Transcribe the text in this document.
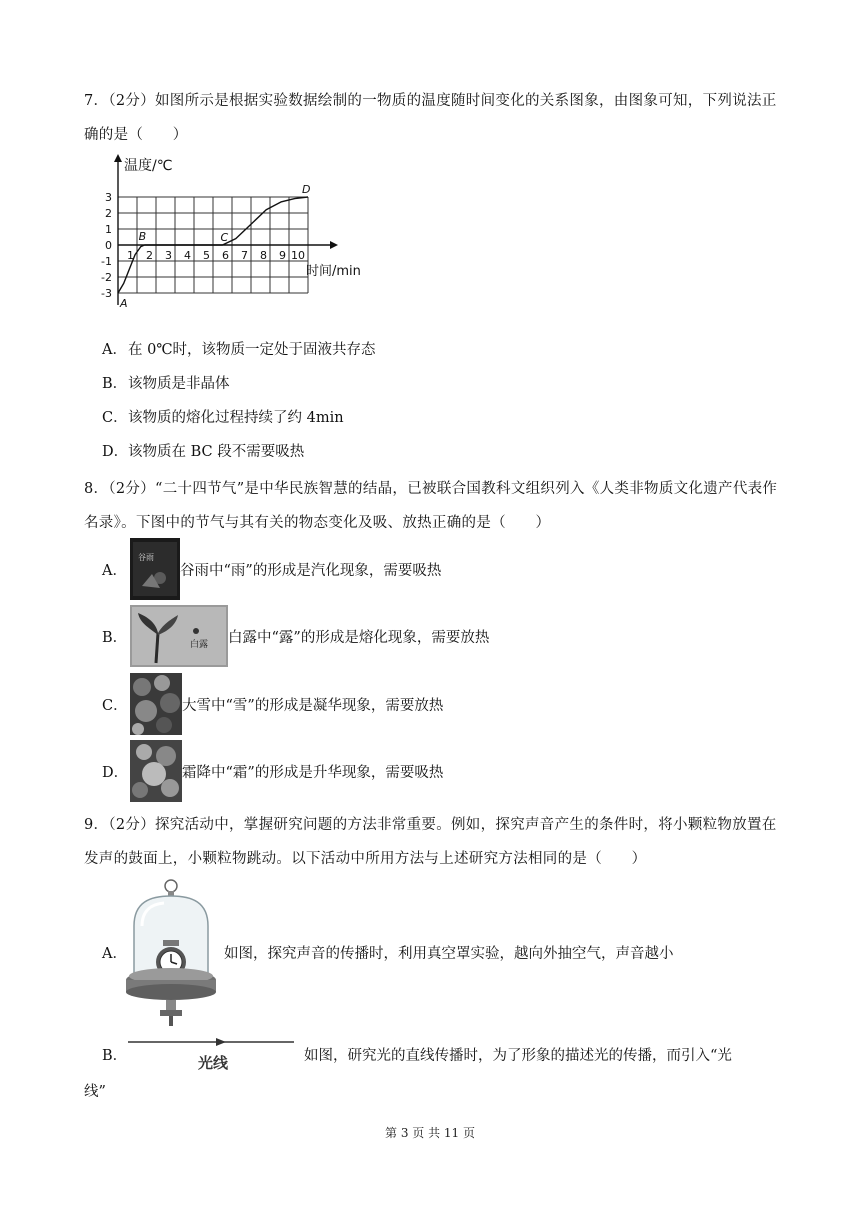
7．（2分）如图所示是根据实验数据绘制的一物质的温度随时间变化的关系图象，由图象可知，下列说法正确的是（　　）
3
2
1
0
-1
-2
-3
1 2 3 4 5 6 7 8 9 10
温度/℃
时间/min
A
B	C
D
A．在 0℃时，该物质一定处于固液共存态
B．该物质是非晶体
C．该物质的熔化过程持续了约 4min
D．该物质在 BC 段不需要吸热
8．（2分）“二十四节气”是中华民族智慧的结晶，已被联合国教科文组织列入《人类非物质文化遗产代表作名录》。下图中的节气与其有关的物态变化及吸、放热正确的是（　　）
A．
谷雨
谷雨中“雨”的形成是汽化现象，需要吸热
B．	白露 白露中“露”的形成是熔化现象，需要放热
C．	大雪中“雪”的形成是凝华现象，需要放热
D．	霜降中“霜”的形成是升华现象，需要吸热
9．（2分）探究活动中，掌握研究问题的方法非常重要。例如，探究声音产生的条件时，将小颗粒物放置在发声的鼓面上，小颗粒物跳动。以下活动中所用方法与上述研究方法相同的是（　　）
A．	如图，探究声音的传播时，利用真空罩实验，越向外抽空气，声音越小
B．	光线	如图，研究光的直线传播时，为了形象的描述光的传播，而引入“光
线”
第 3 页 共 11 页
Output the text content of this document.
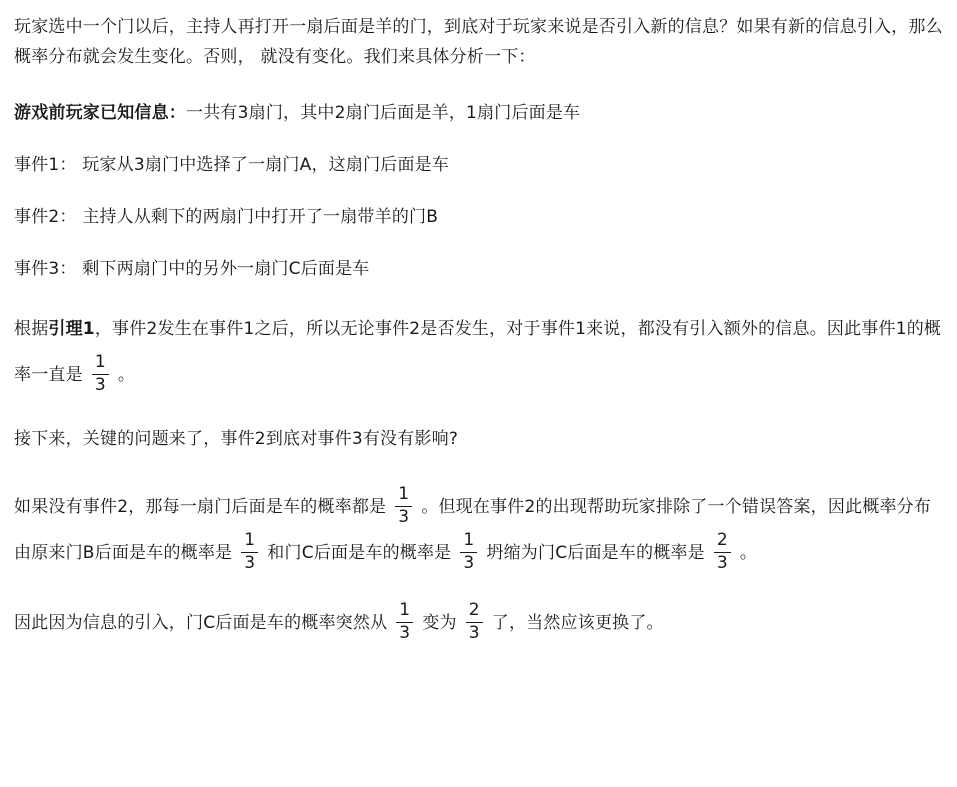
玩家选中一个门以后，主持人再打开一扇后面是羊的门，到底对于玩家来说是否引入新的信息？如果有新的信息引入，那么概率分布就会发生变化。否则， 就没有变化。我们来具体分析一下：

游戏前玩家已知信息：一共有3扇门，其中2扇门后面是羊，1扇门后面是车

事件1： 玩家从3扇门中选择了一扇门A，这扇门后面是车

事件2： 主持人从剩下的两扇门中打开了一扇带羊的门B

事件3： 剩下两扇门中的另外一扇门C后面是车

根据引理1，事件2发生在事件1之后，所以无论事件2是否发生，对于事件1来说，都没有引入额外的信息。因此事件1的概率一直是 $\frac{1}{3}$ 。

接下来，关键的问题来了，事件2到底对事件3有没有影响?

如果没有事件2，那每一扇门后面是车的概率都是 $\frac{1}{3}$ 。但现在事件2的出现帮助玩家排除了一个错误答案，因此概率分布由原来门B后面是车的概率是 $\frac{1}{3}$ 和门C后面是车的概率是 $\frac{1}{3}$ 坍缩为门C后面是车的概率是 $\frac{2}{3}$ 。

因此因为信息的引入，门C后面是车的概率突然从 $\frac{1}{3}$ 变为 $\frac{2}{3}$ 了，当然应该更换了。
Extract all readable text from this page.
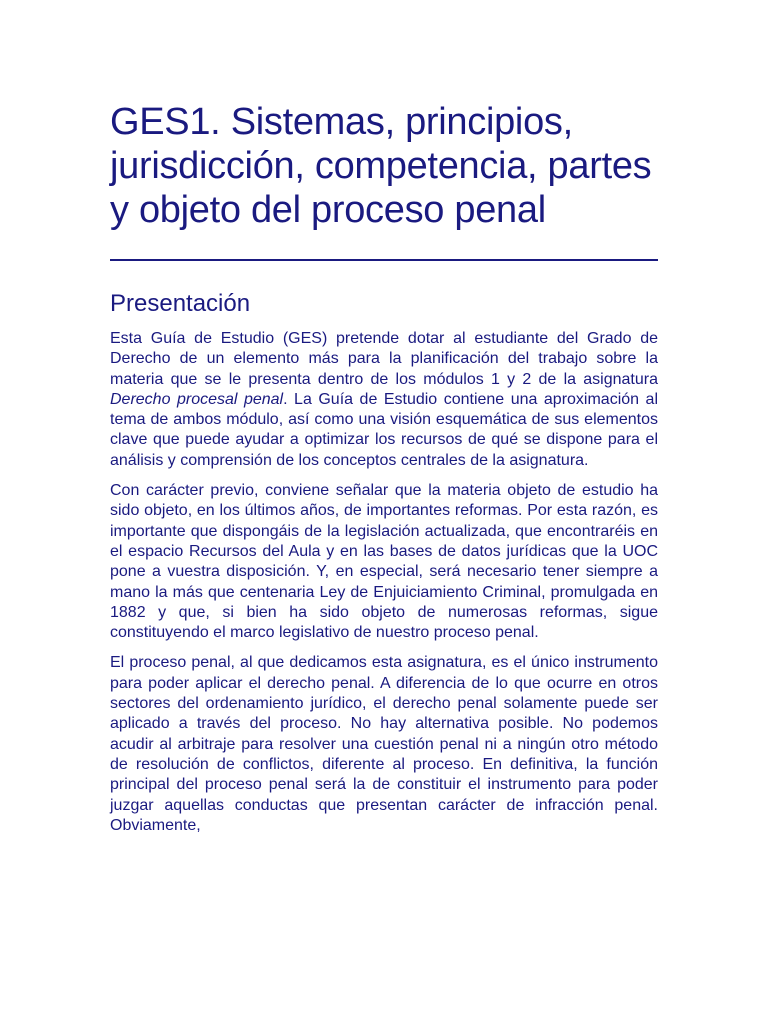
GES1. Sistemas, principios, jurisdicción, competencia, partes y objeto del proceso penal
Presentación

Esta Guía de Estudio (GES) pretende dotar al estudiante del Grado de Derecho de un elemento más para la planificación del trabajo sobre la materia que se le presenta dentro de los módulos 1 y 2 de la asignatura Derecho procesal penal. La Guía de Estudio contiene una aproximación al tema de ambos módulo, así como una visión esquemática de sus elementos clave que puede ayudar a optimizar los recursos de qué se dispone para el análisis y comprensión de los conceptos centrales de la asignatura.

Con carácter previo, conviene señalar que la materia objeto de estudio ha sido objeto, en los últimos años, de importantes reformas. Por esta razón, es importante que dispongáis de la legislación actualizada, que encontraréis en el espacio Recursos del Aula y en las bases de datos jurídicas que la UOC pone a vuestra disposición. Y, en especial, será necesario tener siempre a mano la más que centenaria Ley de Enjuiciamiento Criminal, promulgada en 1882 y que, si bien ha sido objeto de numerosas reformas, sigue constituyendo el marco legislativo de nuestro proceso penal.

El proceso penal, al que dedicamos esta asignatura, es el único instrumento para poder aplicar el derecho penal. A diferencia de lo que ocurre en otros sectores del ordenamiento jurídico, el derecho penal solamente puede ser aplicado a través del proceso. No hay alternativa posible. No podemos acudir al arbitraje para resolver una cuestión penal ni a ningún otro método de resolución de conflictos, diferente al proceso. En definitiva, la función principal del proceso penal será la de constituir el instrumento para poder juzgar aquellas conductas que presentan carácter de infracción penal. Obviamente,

▶ _Stated goal_
Without including the pictures, return each record above exactly as it stands.

▶ _Expected answer_
Transcribe the text in this document.
7．（2分）如图所示是根据实验数据绘制的一物质的温度随时间变化的关系图象，由图象可知，下列说法正确的是（　　）
3
2
1
0
-1
-2
-3
1 2 3 4 5 6 7 8 9 10
温度/℃
时间/min
A
B	C
D
A．在 0℃时，该物质一定处于固液共存态
B．该物质是非晶体
C．该物质的熔化过程持续了约 4min
D．该物质在 BC 段不需要吸热
8．（2分）“二十四节气”是中华民族智慧的结晶，已被联合国教科文组织列入《人类非物质文化遗产代表作名录》。下图中的节气与其有关的物态变化及吸、放热正确的是（　　）
A．
谷雨
谷雨中“雨”的形成是汽化现象，需要吸热
B．	白露 白露中“露”的形成是熔化现象，需要放热
C．	大雪中“雪”的形成是凝华现象，需要放热
D．	霜降中“霜”的形成是升华现象，需要吸热
9．（2分）探究活动中，掌握研究问题的方法非常重要。例如，探究声音产生的条件时，将小颗粒物放置在发声的鼓面上，小颗粒物跳动。以下活动中所用方法与上述研究方法相同的是（　　）
A．	如图，探究声音的传播时，利用真空罩实验，越向外抽空气，声音越小
B．	光线	如图，研究光的直线传播时，为了形象的描述光的传播，而引入“光
线”
第 3 页 共 11 页
Output the text content of this document.
玩家选中一个门以后，主持人再打开一扇后面是羊的门，到底对于玩家来说是否引入新的信息？如果有新的信息引入，那么概率分布就会发生变化。否则， 就没有变化。我们来具体分析一下：

游戏前玩家已知信息：一共有3扇门，其中2扇门后面是羊，1扇门后面是车

事件1： 玩家从3扇门中选择了一扇门A，这扇门后面是车

事件2： 主持人从剩下的两扇门中打开了一扇带羊的门B

事件3： 剩下两扇门中的另外一扇门C后面是车

根据引理1，事件2发生在事件1之后，所以无论事件2是否发生，对于事件1来说，都没有引入额外的信息。因此事件1的概率一直是 $\frac{1}{3}$ 。

接下来，关键的问题来了，事件2到底对事件3有没有影响?

如果没有事件2，那每一扇门后面是车的概率都是 $\frac{1}{3}$ 。但现在事件2的出现帮助玩家排除了一个错误答案，因此概率分布由原来门B后面是车的概率是 $\frac{1}{3}$ 和门C后面是车的概率是 $\frac{1}{3}$ 坍缩为门C后面是车的概率是 $\frac{2}{3}$ 。

因此因为信息的引入，门C后面是车的概率突然从 $\frac{1}{3}$ 变为 $\frac{2}{3}$ 了，当然应该更换了。
Extract all readable text from this page.
GES1. Sistemas, principios, jurisdicción, competencia, partes y objeto del proceso penal
Presentación

Esta Guía de Estudio (GES) pretende dotar al estudiante del Grado de Derecho de un elemento más para la planificación del trabajo sobre la materia que se le presenta dentro de los módulos 1 y 2 de la asignatura Derecho procesal penal. La Guía de Estudio contiene una aproximación al tema de ambos módulo, así como una visión esquemática de sus elementos clave que puede ayudar a optimizar los recursos de qué se dispone para el análisis y comprensión de los conceptos centrales de la asignatura.

Con carácter previo, conviene señalar que la materia objeto de estudio ha sido objeto, en los últimos años, de importantes reformas. Por esta razón, es importante que dispongáis de la legislación actualizada, que encontraréis en el espacio Recursos del Aula y en las bases de datos jurídicas que la UOC pone a vuestra disposición. Y, en especial, será necesario tener siempre a mano la más que centenaria Ley de Enjuiciamiento Criminal, promulgada en 1882 y que, si bien ha sido objeto de numerosas reformas, sigue constituyendo el marco legislativo de nuestro proceso penal.

El proceso penal, al que dedicamos esta asignatura, es el único instrumento para poder aplicar el derecho penal. A diferencia de lo que ocurre en otros sectores del ordenamiento jurídico, el derecho penal solamente puede ser aplicado a través del proceso. No hay alternativa posible. No podemos acudir al arbitraje para resolver una cuestión penal ni a ningún otro método de resolución de conflictos, diferente al proceso. En definitiva, la función principal del proceso penal será la de constituir el instrumento para poder juzgar aquellas conductas que presentan carácter de infracción penal. Obviamente,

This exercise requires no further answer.